Man in the High Castle season 3 finally explored its Jewish characters

Man in the High Castle season 3 finally explored its Jewish characters

There’s something cathartic about watching a show where people fight back against Nazis.

Such is the attraction to Amazon’s The Man in the High Castle, which depicts a world in which the Axis powers won World War II, and the Nazis and Japanese occupy the United States. As the world deals with what many political writers call new strains of fascism, a show that bluntly depicts Nazis as the unequivocal bad guys feels like a relief. The series shows what happens when extreme oppression is exerted over the masses, and how specific groups suffer. When the son of a prominent Nazi officer finds out he is chronically ill, the show deals with the Nazis’ policy of euthanizing the chronically ill and disabled. It delves into the pressure women are put under in the Reich to have children. Perhaps more than anything, it’s a stark reminder of how easily people can get used to anything.

Considering that, the first two seasons of The Man in the High Castle have a dearth of minority characters, particularly ones who are Jewish. Jewish characters are referenced throughout the show, but are almost never the direct focus. “Semitic terrorists,” the alt-history’s colloquialism for Jewish rebels, are mentioned frequently by the Nazis, but we rarely meet anyone who fits the bill. Even when we do interact with the Resistance, they’re usually not Jewish. In season three, which dropped on Oct. 5th, the show makes significant strides in exploring the Jewish underground world in a world that has gone to great lengths to snuff them out.

The two biggest Jewish characters on the series are Frank Frink (Rupert Evans) and Mark Sampson (Michael Gaston). In the first couple of seasons, Mark had only a small role as a hardware store owner, and as part of the small, secretly practicing Jewish community in San Francisco (since San Francisco is under Japanese control, rather than the Nazis, Jews are often allowed to fly under the radar). In season three, the show ups his role to series regular, and he plays a key part in Frank’s development.

This isn’t the first time he’s helped Frank open up to his identity. Frank, who is only a quarter Jewish, doesn’t identify as such when we first meet him in season one. When his family members are killed with the excuse that they’re Jewish, Mark helps Frank through the grieving process by reciting the traditional “kadish,” a Jewish mourning practice, with Frank. It is one of the most moving scenes in the entire show, as Frank finally breaks down and grieves for his family during the prayer. Throughout the entire first two seasons, we see how this loss tortures Frank, and causes him to really confront and struggle with his Jewish identity.


man in the high castle

Amazon Studios

The first time we see Frank and Mark in season three, they are in a little town out in the desert in the Neutral Zone. With crosses posted all around it, the enclave masquerades as an Christian haven. In fact, the entire town is populated by Jews, secretly practicing, living, and more importantly, surviving. This is the first time we see Jewish characters living on a large scale in the show. Their name is Sabra, for a type of cactus that thrives even in the middle of the desert. The town is not invested in fighting the Nazis. Their goals are more long term than that. They know they can’t risk getting wiped out by participating in dangerous missions to overthrow the Nazis. Their survival is the most potent act of defiance they can think of.

Data provided:
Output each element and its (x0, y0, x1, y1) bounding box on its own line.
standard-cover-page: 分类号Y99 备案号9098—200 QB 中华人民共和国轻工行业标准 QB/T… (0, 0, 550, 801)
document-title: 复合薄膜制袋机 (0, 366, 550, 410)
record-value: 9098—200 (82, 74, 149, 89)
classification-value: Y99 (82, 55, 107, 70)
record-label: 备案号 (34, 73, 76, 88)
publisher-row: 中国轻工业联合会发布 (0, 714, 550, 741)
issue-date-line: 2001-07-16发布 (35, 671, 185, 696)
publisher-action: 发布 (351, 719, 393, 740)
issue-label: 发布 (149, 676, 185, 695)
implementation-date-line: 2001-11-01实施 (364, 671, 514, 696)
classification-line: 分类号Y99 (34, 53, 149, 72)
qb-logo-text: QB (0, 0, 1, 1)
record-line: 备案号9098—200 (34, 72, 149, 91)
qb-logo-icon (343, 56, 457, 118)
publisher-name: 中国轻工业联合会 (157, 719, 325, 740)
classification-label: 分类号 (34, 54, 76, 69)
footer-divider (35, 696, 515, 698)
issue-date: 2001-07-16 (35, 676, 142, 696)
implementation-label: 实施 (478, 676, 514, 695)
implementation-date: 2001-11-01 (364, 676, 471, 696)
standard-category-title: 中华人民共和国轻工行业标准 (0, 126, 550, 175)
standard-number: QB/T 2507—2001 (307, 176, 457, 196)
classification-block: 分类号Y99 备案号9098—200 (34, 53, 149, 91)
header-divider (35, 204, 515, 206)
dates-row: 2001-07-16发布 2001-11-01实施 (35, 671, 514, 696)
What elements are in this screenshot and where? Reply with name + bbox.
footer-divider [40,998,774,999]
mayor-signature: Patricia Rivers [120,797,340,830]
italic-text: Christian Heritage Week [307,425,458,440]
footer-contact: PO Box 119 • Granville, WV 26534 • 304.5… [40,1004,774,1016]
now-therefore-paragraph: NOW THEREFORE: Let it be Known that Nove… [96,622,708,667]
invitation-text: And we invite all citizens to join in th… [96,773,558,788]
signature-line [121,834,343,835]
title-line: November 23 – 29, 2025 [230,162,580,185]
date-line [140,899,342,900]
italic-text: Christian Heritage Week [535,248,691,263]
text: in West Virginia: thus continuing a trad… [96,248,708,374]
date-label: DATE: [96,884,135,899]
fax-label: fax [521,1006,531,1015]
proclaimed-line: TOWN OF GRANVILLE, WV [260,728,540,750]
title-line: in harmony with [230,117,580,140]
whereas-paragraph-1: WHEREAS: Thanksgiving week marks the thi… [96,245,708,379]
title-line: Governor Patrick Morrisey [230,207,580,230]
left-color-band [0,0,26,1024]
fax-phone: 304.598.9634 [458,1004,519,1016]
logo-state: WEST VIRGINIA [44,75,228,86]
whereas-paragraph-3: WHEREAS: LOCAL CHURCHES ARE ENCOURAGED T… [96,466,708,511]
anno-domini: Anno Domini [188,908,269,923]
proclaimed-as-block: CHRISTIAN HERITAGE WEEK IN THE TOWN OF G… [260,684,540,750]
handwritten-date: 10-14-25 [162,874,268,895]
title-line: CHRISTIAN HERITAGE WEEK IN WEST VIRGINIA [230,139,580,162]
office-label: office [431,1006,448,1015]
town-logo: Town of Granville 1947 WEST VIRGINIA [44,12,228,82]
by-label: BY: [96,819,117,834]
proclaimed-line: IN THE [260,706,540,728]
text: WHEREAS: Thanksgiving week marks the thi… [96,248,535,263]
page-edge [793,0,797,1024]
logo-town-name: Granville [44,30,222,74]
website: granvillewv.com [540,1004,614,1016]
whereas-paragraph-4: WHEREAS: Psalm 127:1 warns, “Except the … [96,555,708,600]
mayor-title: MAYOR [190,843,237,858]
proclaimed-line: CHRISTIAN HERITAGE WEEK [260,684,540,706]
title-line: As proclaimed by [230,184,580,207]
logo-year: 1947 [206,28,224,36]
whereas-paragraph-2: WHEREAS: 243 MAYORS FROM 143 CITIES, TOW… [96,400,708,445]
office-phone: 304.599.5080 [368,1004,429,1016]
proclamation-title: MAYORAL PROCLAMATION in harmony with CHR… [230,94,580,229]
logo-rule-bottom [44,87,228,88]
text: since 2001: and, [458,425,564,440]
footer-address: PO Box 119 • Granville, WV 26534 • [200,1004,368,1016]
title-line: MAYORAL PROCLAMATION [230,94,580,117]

Work instruction 1:
In the article on The Man in the High Castle, what is the secretly Jewish desert town named for?
Work instruction 2:
Render this sentence from the article on The Man in the High Castle into Spanish: "Their survival is the most potent act of defiance they can think of."
Work instruction 3:
Go on with the article on The Man in the High Castle from the point where it stops.
The records are material separate from the article on The Man in the High Castle.

Answer 1:
It is named for a type of cactus that thrives even in the middle of the desert.

Answer 2:
Su supervivencia es el acto de desafío más poderoso que se les ocurre.

Answer 3:
It’s not idyllic, though. The town still very much lives in danger. The Neutral Zone is a bit like the Wild West. It has no laws, but there are plenty of bounty hunters to hunt down those they know are wanted by the Reich or the Japanese. The first time we encounter Sabra, a bounty hunter makes his way there looking for Jews to kill, and has to be taken out. The community lives in fear every day that they’ll be outed. In case you really wanted to see some Jews kick some ass though, Mark does shoot a couple of these bounty hunters that have been threatening his community.

And what of Frank? How is he doing, living among a people he has long rejected as his own? For the first time in three seasons, he’s at peace. It turns out, embracing the religion he’s been so conflicted about, was just the antidote. Apparently Mark brought Frank there after he almost died at the end of season two. (I really hope we get to see more of Mark’s wife Lila, played by Janet Kidder, the strong leader of this secret community.) Perhaps the most moving moment of the entire season is when Sampson performs Frank’s bar mitzvah. As they lift Frank up in a chair in celebration, Frank’s face is full of complete and utter joy. He’s home.

He also has a new way of resisting. Gone is the Frank from last season who blew things up. In his new life, he’s back to being an artist, and he keeps painting one thing: a sunrise for a new world, a new dawn. Other characters report that copies of the painting have been plastered all over the Neutral Zone and the West Coast, much to Japanese Inspector Kido’s chagrin. It’s also the symbol for the season; if you look at exactly where the Nazi flag has been re-stitched together, you’ll see a sun rising over the hill. In an incredibly dark show, Frank, his sunrise, and Sabra are lights of hope.

Frank still has choices to make this season. When the love of his life, Juliana Crain (Alexa Davalos) shows back up and asks her to come with him, for a moment he seriously considers it. It’s a wonderful dream, to travel across the country recruiting for the resistance, but it only lasts for a moment before he declines. Much as he loves the idea, he has found his family and his home now, and he’s not leaving it.

It’s a shame then, what happens next. After Juliana leaves, Frank and his best friend Ed decide to travel the Neutral Zone to plaster Frank’s new painting — a painting directly advising people to rise up against the fascists, with a figure that looks remarkably like Inspector Kido with the sunrise slashed over his face — on every surface they can find. At their first stop in Denver, Frank gets arrested by Kido, who has come to the Neutral Zone looking for him. Kido drives Frank out into the desert, and stops at a spot he says used to be a Japanese internment camp.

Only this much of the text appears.